Dataset excerpt
┌──
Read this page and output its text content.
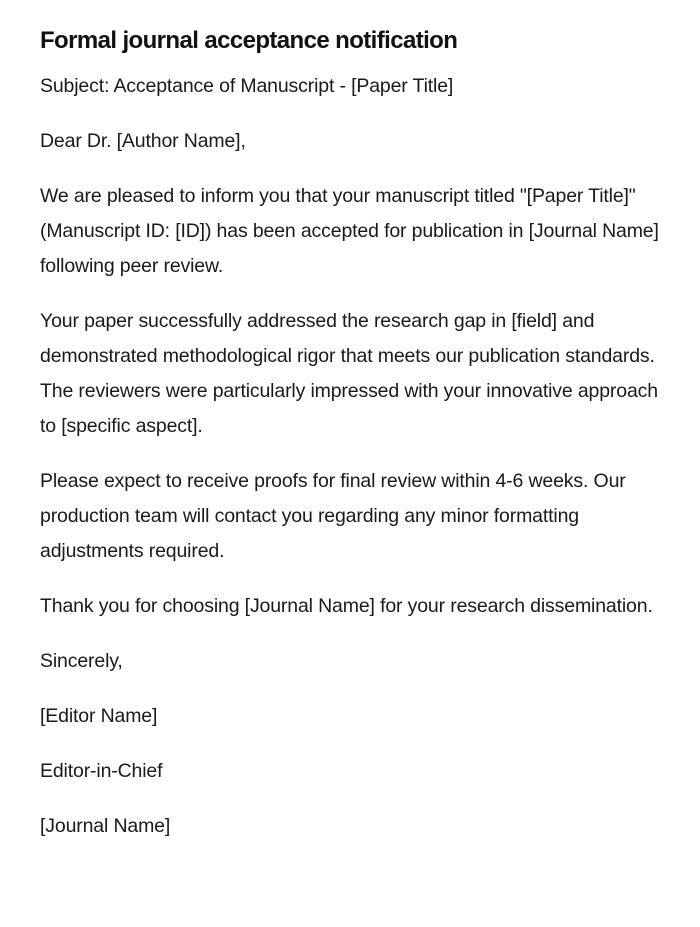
Formal journal acceptance notification

Subject: Acceptance of Manuscript - [Paper Title]

Dear Dr. [Author Name],

We are pleased to inform you that your manuscript titled "[Paper Title]" (Manuscript ID: [ID]) has been accepted for publication in [Journal Name] following peer review.

Your paper successfully addressed the research gap in [field] and demonstrated methodological rigor that meets our publication standards. The reviewers were particularly impressed with your innovative approach to [specific aspect].

Please expect to receive proofs for final review within 4-6 weeks. Our production team will contact you regarding any minor formatting adjustments required.

Thank you for choosing [Journal Name] for your research dissemination.

Sincerely,

[Editor Name]

Editor-in-Chief

[Journal Name]
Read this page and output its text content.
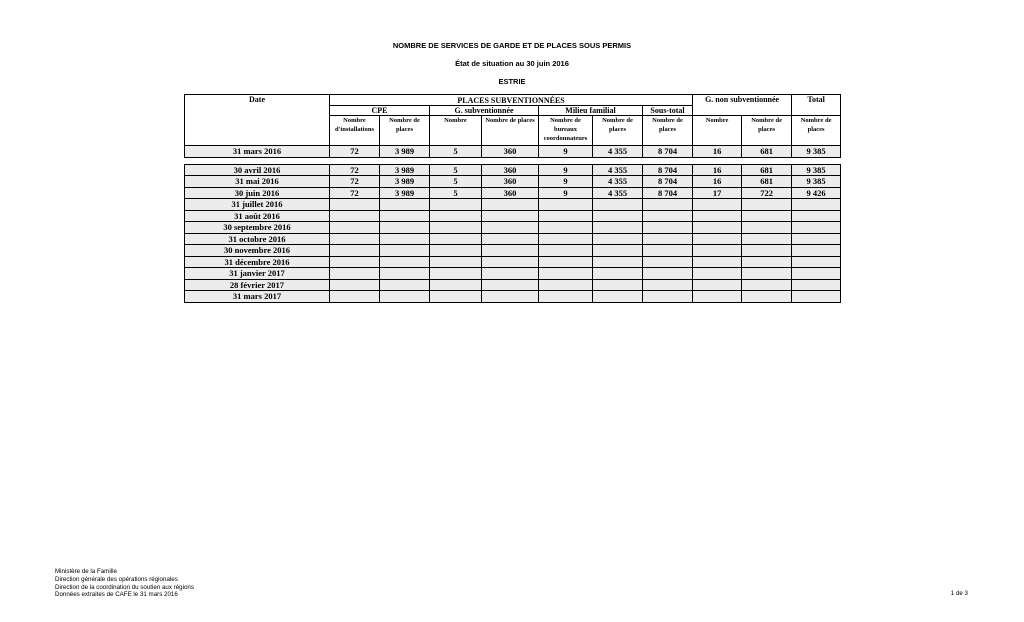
NOMBRE DE SERVICES DE GARDE ET DE PLACES SOUS PERMIS
État de situation au 30 juin 2016
ESTRIE
Date	PLACES SUBVENTIONNÉES							G. non subventionnée		Total
	CPE		G. subventionnée		Milieu familial		Sous-total			
	Nombre d'installations	Nombre de places	Nombre	Nombre de places	Nombre de bureaux coordonnateurs	Nombre de places	Nombre de places	Nombre	Nombre de places	Nombre de places
31 mars 2016	72	3 989	5	360	9	4 355	8 704	16	681	9 385

30 avril 2016	72	3 989	5	360	9	4 355	8 704	16	681	9 385
31 mai 2016	72	3 989	5	360	9	4 355	8 704	16	681	9 385
30 juin 2016	72	3 989	5	360	9	4 355	8 704	17	722	9 426
31 juillet 2016										
31 août 2016										
30 septembre 2016										
31 octobre 2016										
30 novembre 2016										
31 décembre 2016										
31 janvier 2017										
28 février 2017										
31 mars 2017										
Ministère de la Famille
Direction générale des opérations régionales
Direction de la coordination du soutien aux régions
Données extraites de CAFE le 31 mars 2016	1 de 3
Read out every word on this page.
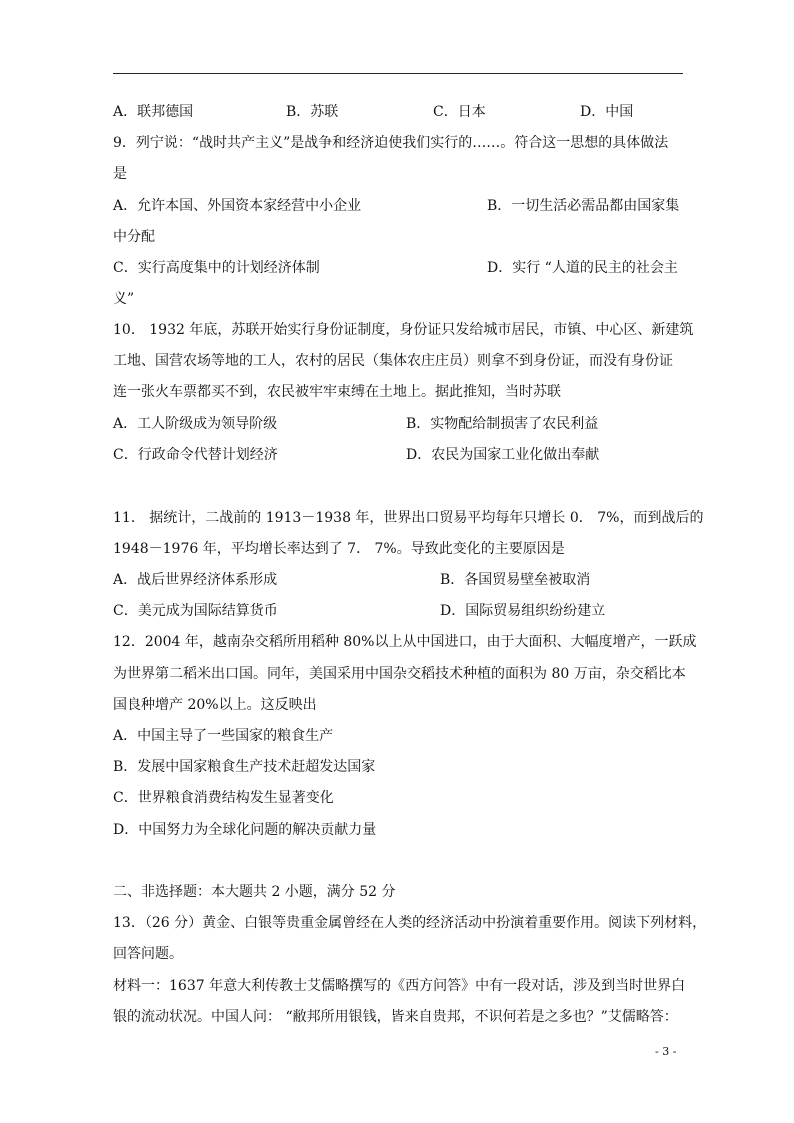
A．联邦德国	B．苏联	C．日本	D．中国
9．列宁说：“战时共产主义”是战争和经济迫使我们实行的……。符合这一思想的具体做法
是
A．允许本国、外国资本家经营中小企业	B．一切生活必需品都由国家集
中分配
C．实行高度集中的计划经济体制	D．实行 “人道的民主的社会主
义”
10． 1932 年底，苏联开始实行身份证制度，身份证只发给城市居民，市镇、中心区、新建筑
工地、国营农场等地的工人，农村的居民（集体农庄庄员）则拿不到身份证，而没有身份证
连一张火车票都买不到，农民被牢牢束缚在土地上。据此推知，当时苏联
A．工人阶级成为领导阶级	B．实物配给制损害了农民利益
C．行政命令代替计划经济	D．农民为国家工业化做出奉献
11． 据统计，二战前的 1913－1938 年，世界出口贸易平均每年只增长 0． 7%，而到战后的
1948－1976 年，平均增长率达到了 7． 7%。导致此变化的主要原因是
A．战后世界经济体系形成	B．各国贸易壁垒被取消
C．美元成为国际结算货币	D．国际贸易组织纷纷建立
12．2004 年，越南杂交稻所用稻种 80%以上从中国进口，由于大面积、大幅度增产，一跃成
为世界第二稻米出口国。同年，美国采用中国杂交稻技术种植的面积为 80 万亩，杂交稻比本
国良种增产 20%以上。这反映出
A．中国主导了一些国家的粮食生产
B．发展中国家粮食生产技术赶超发达国家
C．世界粮食消费结构发生显著变化
D．中国努力为全球化问题的解决贡献力量
二、非选择题：本大题共 2 小题，满分 52 分
13．（26 分）黄金、白银等贵重金属曾经在人类的经济活动中扮演着重要作用。阅读下列材料，
回答问题。
材料一：1637 年意大利传教士艾儒略撰写的《西方问答》中有一段对话，涉及到当时世界白
银的流动状况。中国人问： “敝邦所用银钱，皆来自贵邦，不识何若是之多也？”艾儒略答：
- 3 -
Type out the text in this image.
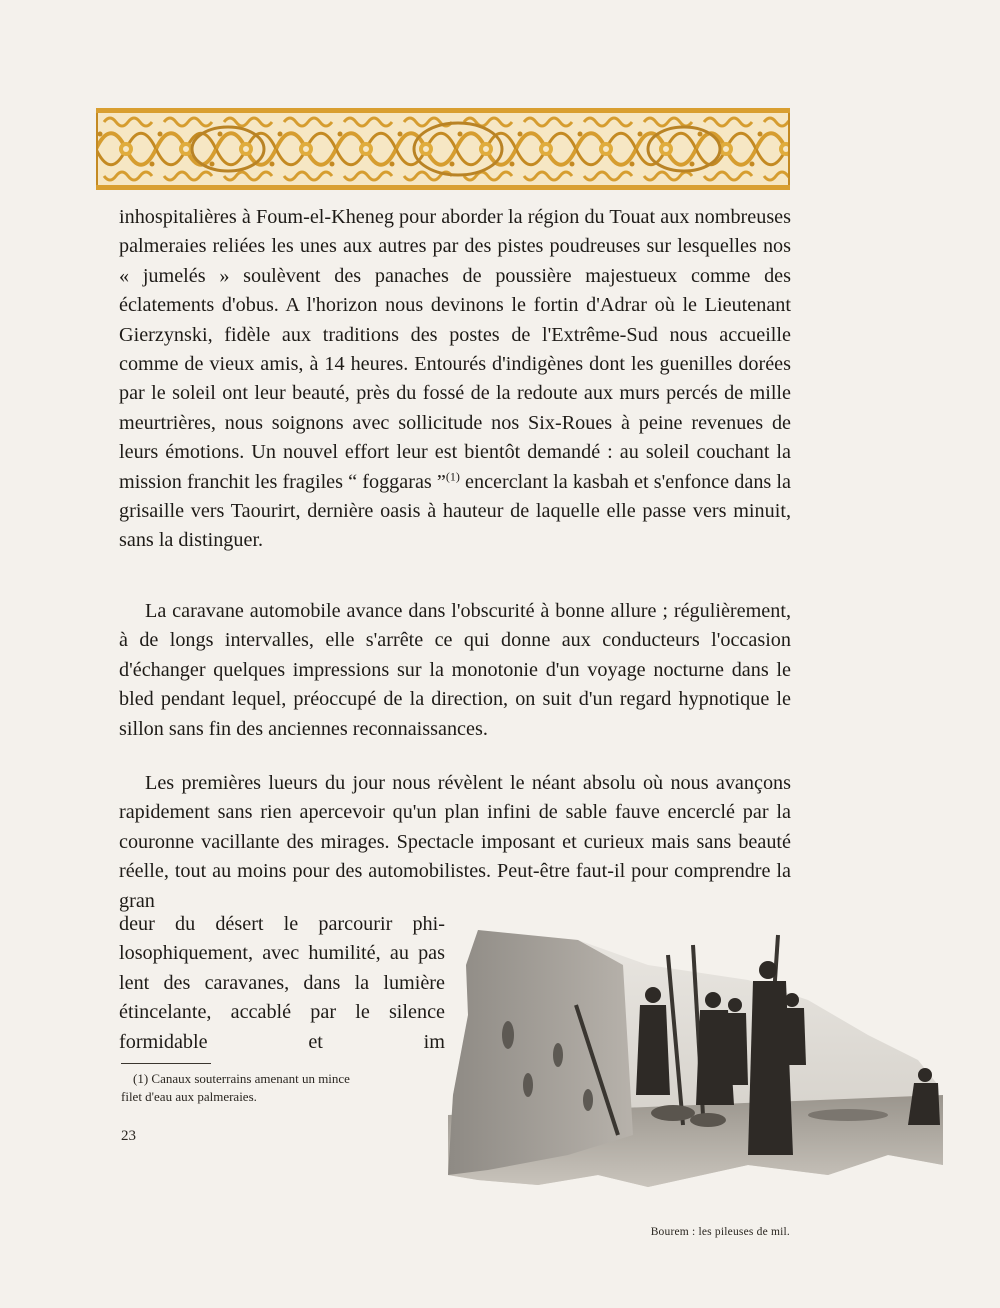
inhospitalières à Foum-el-Kheneg pour aborder la région du Touat aux nombreuses palmeraies reliées les unes aux autres par des pistes poudreuses sur lesquelles nos « jumelés » soulèvent des panaches de poussière majestueux comme des éclatements d'obus. A l'horizon nous devinons le fortin d'Adrar où le Lieutenant Gierzynski, fidèle aux traditions des postes de l'Extrême-Sud nous accueille comme de vieux amis, à 14 heures. Entourés d'indigènes dont les guenilles dorées par le soleil ont leur beauté, près du fossé de la redoute aux murs percés de mille meurtrières, nous soignons avec sollicitude nos Six-Roues à peine revenues de leurs émotions. Un nouvel effort leur est bientôt demandé : au soleil couchant la mission franchit les fragiles “ foggaras ”$^{(1)}$ encerclant la kasbah et s'enfonce dans la grisaille vers Taourirt, dernière oasis à hauteur de laquelle elle passe vers minuit, sans la distinguer.

La caravane automobile avance dans l'obscurité à bonne allure ; régulièrement, à de longs intervalles, elle s'arrête ce qui donne aux conducteurs l'occasion d'échanger quelques impressions sur la monotonie d'un voyage nocturne dans le bled pendant lequel, préoccupé de la direction, on suit d'un regard hypnotique le sillon sans fin des anciennes reconnaissances.

Les premières lueurs du jour nous révèlent le néant absolu où nous avançons rapidement sans rien apercevoir qu'un plan infini de sable fauve encerclé par la couronne vacillante des mirages. Spectacle imposant et curieux mais sans beauté réelle, tout au moins pour des automobilistes. Peut-être faut-il pour comprendre la gran

deur du désert le parcourir philosophiquement, avec humilité, au pas lent des caravanes, dans la lumière étincelante, accablé par le silence formidable et im

(1) Canaux souterrains amenant un mince

filet d'eau aux palmeraies.

23
Bourem : les pileuses de mil.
└──
Short exercise
What you return should match the records above word for word, minus the pictures.

Task solution
Read this page and output its text content.
Formal journal acceptance notification

Subject: Acceptance of Manuscript - [Paper Title]

Dear Dr. [Author Name],

We are pleased to inform you that your manuscript titled "[Paper Title]" (Manuscript ID: [ID]) has been accepted for publication in [Journal Name] following peer review.

Your paper successfully addressed the research gap in [field] and demonstrated methodological rigor that meets our publication standards. The reviewers were particularly impressed with your innovative approach to [specific aspect].

Please expect to receive proofs for final review within 4-6 weeks. Our production team will contact you regarding any minor formatting adjustments required.

Thank you for choosing [Journal Name] for your research dissemination.

Sincerely,

[Editor Name]

Editor-in-Chief

[Journal Name]
Read this page and output its text content.
NOMBRE DE SERVICES DE GARDE ET DE PLACES SOUS PERMIS
État de situation au 30 juin 2016
ESTRIE
Date	PLACES SUBVENTIONNÉES							G. non subventionnée		Total
	CPE		G. subventionnée		Milieu familial		Sous-total			
	Nombre d'installations	Nombre de places	Nombre	Nombre de places	Nombre de bureaux coordonnateurs	Nombre de places	Nombre de places	Nombre	Nombre de places	Nombre de places
31 mars 2016	72	3 989	5	360	9	4 355	8 704	16	681	9 385

30 avril 2016	72	3 989	5	360	9	4 355	8 704	16	681	9 385
31 mai 2016	72	3 989	5	360	9	4 355	8 704	16	681	9 385
30 juin 2016	72	3 989	5	360	9	4 355	8 704	17	722	9 426
31 juillet 2016										
31 août 2016										
30 septembre 2016										
31 octobre 2016										
30 novembre 2016										
31 décembre 2016										
31 janvier 2017										
28 février 2017										
31 mars 2017										
Ministère de la Famille
Direction générale des opérations régionales
Direction de la coordination du soutien aux régions
Données extraites de CAFE le 31 mars 2016	1 de 3
Read out every word on this page.
A．联邦德国	B．苏联	C．日本	D．中国
9．列宁说：“战时共产主义”是战争和经济迫使我们实行的……。符合这一思想的具体做法
是
A．允许本国、外国资本家经营中小企业	B．一切生活必需品都由国家集
中分配
C．实行高度集中的计划经济体制	D．实行 “人道的民主的社会主
义”
10． 1932 年底，苏联开始实行身份证制度，身份证只发给城市居民，市镇、中心区、新建筑
工地、国营农场等地的工人，农村的居民（集体农庄庄员）则拿不到身份证，而没有身份证
连一张火车票都买不到，农民被牢牢束缚在土地上。据此推知，当时苏联
A．工人阶级成为领导阶级	B．实物配给制损害了农民利益
C．行政命令代替计划经济	D．农民为国家工业化做出奉献
11． 据统计，二战前的 1913－1938 年，世界出口贸易平均每年只增长 0． 7%，而到战后的
1948－1976 年，平均增长率达到了 7． 7%。导致此变化的主要原因是
A．战后世界经济体系形成	B．各国贸易壁垒被取消
C．美元成为国际结算货币	D．国际贸易组织纷纷建立
12．2004 年，越南杂交稻所用稻种 80%以上从中国进口，由于大面积、大幅度增产，一跃成
为世界第二稻米出口国。同年，美国采用中国杂交稻技术种植的面积为 80 万亩，杂交稻比本
国良种增产 20%以上。这反映出
A．中国主导了一些国家的粮食生产
B．发展中国家粮食生产技术赶超发达国家
C．世界粮食消费结构发生显著变化
D．中国努力为全球化问题的解决贡献力量
二、非选择题：本大题共 2 小题，满分 52 分
13．（26 分）黄金、白银等贵重金属曾经在人类的经济活动中扮演着重要作用。阅读下列材料，
回答问题。
材料一：1637 年意大利传教士艾儒略撰写的《西方问答》中有一段对话，涉及到当时世界白
银的流动状况。中国人问： “敝邦所用银钱，皆来自贵邦，不识何若是之多也？”艾儒略答：
- 3 -
Type out the text in this image.
inhospitalières à Foum-el-Kheneg pour aborder la région du Touat aux nombreuses palmeraies reliées les unes aux autres par des pistes poudreuses sur lesquelles nos « jumelés » soulèvent des panaches de poussière majestueux comme des éclatements d'obus. A l'horizon nous devinons le fortin d'Adrar où le Lieutenant Gierzynski, fidèle aux traditions des postes de l'Extrême-Sud nous accueille comme de vieux amis, à 14 heures. Entourés d'indigènes dont les guenilles dorées par le soleil ont leur beauté, près du fossé de la redoute aux murs percés de mille meurtrières, nous soignons avec sollicitude nos Six-Roues à peine revenues de leurs émotions. Un nouvel effort leur est bientôt demandé : au soleil couchant la mission franchit les fragiles “ foggaras ”$^{(1)}$ encerclant la kasbah et s'enfonce dans la grisaille vers Taourirt, dernière oasis à hauteur de laquelle elle passe vers minuit, sans la distinguer.

La caravane automobile avance dans l'obscurité à bonne allure ; régulièrement, à de longs intervalles, elle s'arrête ce qui donne aux conducteurs l'occasion d'échanger quelques impressions sur la monotonie d'un voyage nocturne dans le bled pendant lequel, préoccupé de la direction, on suit d'un regard hypnotique le sillon sans fin des anciennes reconnaissances.

Les premières lueurs du jour nous révèlent le néant absolu où nous avançons rapidement sans rien apercevoir qu'un plan infini de sable fauve encerclé par la couronne vacillante des mirages. Spectacle imposant et curieux mais sans beauté réelle, tout au moins pour des automobilistes. Peut-être faut-il pour comprendre la gran

deur du désert le parcourir philosophiquement, avec humilité, au pas lent des caravanes, dans la lumière étincelante, accablé par le silence formidable et im

(1) Canaux souterrains amenant un mince

filet d'eau aux palmeraies.

23
Bourem : les pileuses de mil.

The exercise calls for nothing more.